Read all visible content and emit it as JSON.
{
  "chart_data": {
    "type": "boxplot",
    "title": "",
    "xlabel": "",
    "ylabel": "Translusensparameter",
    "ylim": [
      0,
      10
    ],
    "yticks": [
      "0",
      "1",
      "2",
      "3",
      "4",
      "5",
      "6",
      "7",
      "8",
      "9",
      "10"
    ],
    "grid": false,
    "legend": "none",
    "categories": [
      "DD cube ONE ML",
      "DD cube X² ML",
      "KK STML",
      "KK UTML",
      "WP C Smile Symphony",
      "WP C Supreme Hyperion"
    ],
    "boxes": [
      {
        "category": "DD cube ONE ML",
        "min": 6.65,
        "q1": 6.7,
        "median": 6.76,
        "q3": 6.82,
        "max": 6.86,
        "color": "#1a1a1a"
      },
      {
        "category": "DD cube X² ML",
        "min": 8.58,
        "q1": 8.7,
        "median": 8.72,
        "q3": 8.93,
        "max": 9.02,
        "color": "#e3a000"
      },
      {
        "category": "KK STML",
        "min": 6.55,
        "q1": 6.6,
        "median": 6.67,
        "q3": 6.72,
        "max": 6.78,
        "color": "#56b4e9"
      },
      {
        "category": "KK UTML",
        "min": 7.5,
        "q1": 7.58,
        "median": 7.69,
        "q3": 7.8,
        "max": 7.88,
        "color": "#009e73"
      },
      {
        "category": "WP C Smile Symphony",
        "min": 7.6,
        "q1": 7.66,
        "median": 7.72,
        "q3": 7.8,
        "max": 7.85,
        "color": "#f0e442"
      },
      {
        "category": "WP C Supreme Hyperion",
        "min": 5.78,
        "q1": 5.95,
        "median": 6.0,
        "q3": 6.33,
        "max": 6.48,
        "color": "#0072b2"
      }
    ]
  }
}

STATED GOAL :: Tally the lines of the listing above that include the word "Symphony". Answer with the number alone.

RESPONSE TO THE TASK :: 2